*INPUT ROWS:*
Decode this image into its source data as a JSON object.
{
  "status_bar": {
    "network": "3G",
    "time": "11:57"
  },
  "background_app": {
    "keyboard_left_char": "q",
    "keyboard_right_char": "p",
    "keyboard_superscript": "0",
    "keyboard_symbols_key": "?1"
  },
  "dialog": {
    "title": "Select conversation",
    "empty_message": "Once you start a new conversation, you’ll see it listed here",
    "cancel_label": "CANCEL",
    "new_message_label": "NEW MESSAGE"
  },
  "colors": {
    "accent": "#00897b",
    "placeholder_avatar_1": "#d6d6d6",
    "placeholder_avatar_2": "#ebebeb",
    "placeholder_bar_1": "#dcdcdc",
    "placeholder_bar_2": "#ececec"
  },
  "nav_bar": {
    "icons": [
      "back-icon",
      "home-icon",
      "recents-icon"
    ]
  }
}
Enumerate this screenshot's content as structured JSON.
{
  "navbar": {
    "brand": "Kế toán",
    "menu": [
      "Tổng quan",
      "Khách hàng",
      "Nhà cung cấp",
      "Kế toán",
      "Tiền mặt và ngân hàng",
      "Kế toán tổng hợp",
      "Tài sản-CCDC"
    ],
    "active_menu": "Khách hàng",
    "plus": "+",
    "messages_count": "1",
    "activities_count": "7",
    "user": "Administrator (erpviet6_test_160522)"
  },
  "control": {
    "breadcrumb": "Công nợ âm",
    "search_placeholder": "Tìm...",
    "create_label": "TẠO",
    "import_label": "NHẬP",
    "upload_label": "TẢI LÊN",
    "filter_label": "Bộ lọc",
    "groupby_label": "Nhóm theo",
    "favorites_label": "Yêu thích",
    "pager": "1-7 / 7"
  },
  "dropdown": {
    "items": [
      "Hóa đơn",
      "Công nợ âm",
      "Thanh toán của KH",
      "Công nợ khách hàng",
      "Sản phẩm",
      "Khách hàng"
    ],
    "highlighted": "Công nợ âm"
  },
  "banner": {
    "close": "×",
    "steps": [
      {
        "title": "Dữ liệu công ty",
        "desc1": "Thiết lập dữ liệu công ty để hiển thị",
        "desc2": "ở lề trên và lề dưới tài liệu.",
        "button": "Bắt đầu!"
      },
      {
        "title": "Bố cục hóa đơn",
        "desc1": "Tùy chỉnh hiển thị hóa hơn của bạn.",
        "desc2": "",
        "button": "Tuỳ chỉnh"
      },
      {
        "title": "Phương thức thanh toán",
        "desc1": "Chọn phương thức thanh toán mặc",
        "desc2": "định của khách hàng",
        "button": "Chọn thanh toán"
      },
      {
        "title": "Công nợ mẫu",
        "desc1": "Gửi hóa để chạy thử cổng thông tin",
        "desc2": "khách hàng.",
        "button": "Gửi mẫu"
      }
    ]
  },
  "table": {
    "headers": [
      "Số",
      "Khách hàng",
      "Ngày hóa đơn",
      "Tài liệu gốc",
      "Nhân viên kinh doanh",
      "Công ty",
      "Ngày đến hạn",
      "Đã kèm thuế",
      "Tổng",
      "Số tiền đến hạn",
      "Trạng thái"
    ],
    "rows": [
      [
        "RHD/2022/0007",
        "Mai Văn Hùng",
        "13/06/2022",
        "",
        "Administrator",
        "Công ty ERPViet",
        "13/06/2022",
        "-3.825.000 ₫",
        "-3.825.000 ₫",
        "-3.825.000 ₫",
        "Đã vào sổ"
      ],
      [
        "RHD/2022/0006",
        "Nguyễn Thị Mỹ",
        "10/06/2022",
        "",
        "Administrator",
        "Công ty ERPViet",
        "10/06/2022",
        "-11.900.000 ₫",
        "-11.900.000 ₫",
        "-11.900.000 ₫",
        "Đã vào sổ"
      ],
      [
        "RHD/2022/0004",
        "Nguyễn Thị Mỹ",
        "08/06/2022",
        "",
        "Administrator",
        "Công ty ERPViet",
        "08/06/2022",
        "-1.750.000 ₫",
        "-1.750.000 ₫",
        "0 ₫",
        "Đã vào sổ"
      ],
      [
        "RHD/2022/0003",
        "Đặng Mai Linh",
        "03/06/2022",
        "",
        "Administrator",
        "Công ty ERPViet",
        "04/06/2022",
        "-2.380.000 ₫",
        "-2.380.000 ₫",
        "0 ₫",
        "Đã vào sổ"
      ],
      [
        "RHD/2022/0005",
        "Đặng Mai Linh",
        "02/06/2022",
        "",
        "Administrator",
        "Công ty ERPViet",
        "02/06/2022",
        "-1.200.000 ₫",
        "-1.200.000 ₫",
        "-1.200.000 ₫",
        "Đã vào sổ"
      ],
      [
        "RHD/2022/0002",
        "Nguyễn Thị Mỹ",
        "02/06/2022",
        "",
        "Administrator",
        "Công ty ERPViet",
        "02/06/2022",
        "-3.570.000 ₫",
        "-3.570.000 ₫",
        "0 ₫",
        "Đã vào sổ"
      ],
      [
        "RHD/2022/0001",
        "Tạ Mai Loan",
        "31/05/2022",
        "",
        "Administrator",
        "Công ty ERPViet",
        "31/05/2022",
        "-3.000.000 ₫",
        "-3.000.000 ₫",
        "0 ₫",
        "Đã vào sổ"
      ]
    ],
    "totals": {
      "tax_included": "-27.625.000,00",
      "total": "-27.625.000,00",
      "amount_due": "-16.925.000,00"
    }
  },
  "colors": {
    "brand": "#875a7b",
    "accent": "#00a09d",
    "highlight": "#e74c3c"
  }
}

*TASK REQUIREMENTS:*
Extract all of the data shown above and repeat it verbatim.

*OUTPUT OF THE TASK:*
Decode this image into its source data as a JSON object.
{
  "status_bar": {
    "network": "3G",
    "time": "11:57"
  },
  "background_app": {
    "keyboard_left_char": "q",
    "keyboard_right_char": "p",
    "keyboard_superscript": "0",
    "keyboard_symbols_key": "?1"
  },
  "dialog": {
    "title": "Select conversation",
    "empty_message": "Once you start a new conversation, you’ll see it listed here",
    "cancel_label": "CANCEL",
    "new_message_label": "NEW MESSAGE"
  },
  "colors": {
    "accent": "#00897b",
    "placeholder_avatar_1": "#d6d6d6",
    "placeholder_avatar_2": "#ebebeb",
    "placeholder_bar_1": "#dcdcdc",
    "placeholder_bar_2": "#ececec"
  },
  "nav_bar": {
    "icons": [
      "back-icon",
      "home-icon",
      "recents-icon"
    ]
  }
}
Enumerate this screenshot's content as structured JSON.
{
  "navbar": {
    "brand": "Kế toán",
    "menu": [
      "Tổng quan",
      "Khách hàng",
      "Nhà cung cấp",
      "Kế toán",
      "Tiền mặt và ngân hàng",
      "Kế toán tổng hợp",
      "Tài sản-CCDC"
    ],
    "active_menu": "Khách hàng",
    "plus": "+",
    "messages_count": "1",
    "activities_count": "7",
    "user": "Administrator (erpviet6_test_160522)"
  },
  "control": {
    "breadcrumb": "Công nợ âm",
    "search_placeholder": "Tìm...",
    "create_label": "TẠO",
    "import_label": "NHẬP",
    "upload_label": "TẢI LÊN",
    "filter_label": "Bộ lọc",
    "groupby_label": "Nhóm theo",
    "favorites_label": "Yêu thích",
    "pager": "1-7 / 7"
  },
  "dropdown": {
    "items": [
      "Hóa đơn",
      "Công nợ âm",
      "Thanh toán của KH",
      "Công nợ khách hàng",
      "Sản phẩm",
      "Khách hàng"
    ],
    "highlighted": "Công nợ âm"
  },
  "banner": {
    "close": "×",
    "steps": [
      {
        "title": "Dữ liệu công ty",
        "desc1": "Thiết lập dữ liệu công ty để hiển thị",
        "desc2": "ở lề trên và lề dưới tài liệu.",
        "button": "Bắt đầu!"
      },
      {
        "title": "Bố cục hóa đơn",
        "desc1": "Tùy chỉnh hiển thị hóa hơn của bạn.",
        "desc2": "",
        "button": "Tuỳ chỉnh"
      },
      {
        "title": "Phương thức thanh toán",
        "desc1": "Chọn phương thức thanh toán mặc",
        "desc2": "định của khách hàng",
        "button": "Chọn thanh toán"
      },
      {
        "title": "Công nợ mẫu",
        "desc1": "Gửi hóa để chạy thử cổng thông tin",
        "desc2": "khách hàng.",
        "button": "Gửi mẫu"
      }
    ]
  },
  "table": {
    "headers": [
      "Số",
      "Khách hàng",
      "Ngày hóa đơn",
      "Tài liệu gốc",
      "Nhân viên kinh doanh",
      "Công ty",
      "Ngày đến hạn",
      "Đã kèm thuế",
      "Tổng",
      "Số tiền đến hạn",
      "Trạng thái"
    ],
    "rows": [
      [
        "RHD/2022/0007",
        "Mai Văn Hùng",
        "13/06/2022",
        "",
        "Administrator",
        "Công ty ERPViet",
        "13/06/2022",
        "-3.825.000 ₫",
        "-3.825.000 ₫",
        "-3.825.000 ₫",
        "Đã vào sổ"
      ],
      [
        "RHD/2022/0006",
        "Nguyễn Thị Mỹ",
        "10/06/2022",
        "",
        "Administrator",
        "Công ty ERPViet",
        "10/06/2022",
        "-11.900.000 ₫",
        "-11.900.000 ₫",
        "-11.900.000 ₫",
        "Đã vào sổ"
      ],
      [
        "RHD/2022/0004",
        "Nguyễn Thị Mỹ",
        "08/06/2022",
        "",
        "Administrator",
        "Công ty ERPViet",
        "08/06/2022",
        "-1.750.000 ₫",
        "-1.750.000 ₫",
        "0 ₫",
        "Đã vào sổ"
      ],
      [
        "RHD/2022/0003",
        "Đặng Mai Linh",
        "03/06/2022",
        "",
        "Administrator",
        "Công ty ERPViet",
        "04/06/2022",
        "-2.380.000 ₫",
        "-2.380.000 ₫",
        "0 ₫",
        "Đã vào sổ"
      ],
      [
        "RHD/2022/0005",
        "Đặng Mai Linh",
        "02/06/2022",
        "",
        "Administrator",
        "Công ty ERPViet",
        "02/06/2022",
        "-1.200.000 ₫",
        "-1.200.000 ₫",
        "-1.200.000 ₫",
        "Đã vào sổ"
      ],
      [
        "RHD/2022/0002",
        "Nguyễn Thị Mỹ",
        "02/06/2022",
        "",
        "Administrator",
        "Công ty ERPViet",
        "02/06/2022",
        "-3.570.000 ₫",
        "-3.570.000 ₫",
        "0 ₫",
        "Đã vào sổ"
      ],
      [
        "RHD/2022/0001",
        "Tạ Mai Loan",
        "31/05/2022",
        "",
        "Administrator",
        "Công ty ERPViet",
        "31/05/2022",
        "-3.000.000 ₫",
        "-3.000.000 ₫",
        "0 ₫",
        "Đã vào sổ"
      ]
    ],
    "totals": {
      "tax_included": "-27.625.000,00",
      "total": "-27.625.000,00",
      "amount_due": "-16.925.000,00"
    }
  },
  "colors": {
    "brand": "#875a7b",
    "accent": "#00a09d",
    "highlight": "#e74c3c"
  }
}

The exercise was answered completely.